## Your instructions
Scan the records for the string "Saskatchewan"; copy each line where it occurs.

## Material to process
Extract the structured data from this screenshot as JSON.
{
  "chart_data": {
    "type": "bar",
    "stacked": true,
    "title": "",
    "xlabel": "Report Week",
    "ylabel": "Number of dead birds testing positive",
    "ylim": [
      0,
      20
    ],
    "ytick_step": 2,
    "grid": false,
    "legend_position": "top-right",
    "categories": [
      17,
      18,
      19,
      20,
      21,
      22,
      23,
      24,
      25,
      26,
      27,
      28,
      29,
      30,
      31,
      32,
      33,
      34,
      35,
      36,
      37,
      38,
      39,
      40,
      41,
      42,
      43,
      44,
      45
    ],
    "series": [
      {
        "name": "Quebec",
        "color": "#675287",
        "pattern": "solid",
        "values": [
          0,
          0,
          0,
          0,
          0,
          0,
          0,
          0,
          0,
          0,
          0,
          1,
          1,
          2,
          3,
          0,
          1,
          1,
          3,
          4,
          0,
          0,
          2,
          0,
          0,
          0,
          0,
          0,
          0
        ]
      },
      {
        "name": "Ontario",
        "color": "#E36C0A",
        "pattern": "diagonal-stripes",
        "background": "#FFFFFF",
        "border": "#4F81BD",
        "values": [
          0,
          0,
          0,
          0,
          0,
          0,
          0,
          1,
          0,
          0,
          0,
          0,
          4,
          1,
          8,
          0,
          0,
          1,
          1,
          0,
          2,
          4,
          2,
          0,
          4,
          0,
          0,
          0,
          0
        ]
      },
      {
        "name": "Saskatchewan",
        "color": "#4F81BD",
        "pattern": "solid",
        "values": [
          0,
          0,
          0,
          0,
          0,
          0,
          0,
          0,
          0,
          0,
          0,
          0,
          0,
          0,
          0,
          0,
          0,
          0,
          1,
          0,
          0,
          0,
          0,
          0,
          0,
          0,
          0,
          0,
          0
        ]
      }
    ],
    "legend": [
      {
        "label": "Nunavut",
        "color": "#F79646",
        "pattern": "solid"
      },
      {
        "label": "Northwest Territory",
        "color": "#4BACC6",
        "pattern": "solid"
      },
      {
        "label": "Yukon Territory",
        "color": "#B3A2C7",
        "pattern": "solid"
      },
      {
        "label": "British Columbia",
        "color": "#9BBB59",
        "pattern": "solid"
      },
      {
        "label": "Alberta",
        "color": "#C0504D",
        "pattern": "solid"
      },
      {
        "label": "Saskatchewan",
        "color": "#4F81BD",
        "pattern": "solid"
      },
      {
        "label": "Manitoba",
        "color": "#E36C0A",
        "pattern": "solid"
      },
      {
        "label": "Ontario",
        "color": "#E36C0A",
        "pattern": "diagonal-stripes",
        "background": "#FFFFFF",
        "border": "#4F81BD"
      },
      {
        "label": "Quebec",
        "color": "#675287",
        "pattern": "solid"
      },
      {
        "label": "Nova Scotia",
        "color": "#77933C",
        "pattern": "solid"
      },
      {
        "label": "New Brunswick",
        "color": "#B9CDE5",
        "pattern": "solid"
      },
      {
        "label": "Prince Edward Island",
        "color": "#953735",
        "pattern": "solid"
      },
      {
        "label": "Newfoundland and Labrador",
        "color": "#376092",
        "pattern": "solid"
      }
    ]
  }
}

## Expected answer
        "name": "Saskatchewan",
        "label": "Saskatchewan",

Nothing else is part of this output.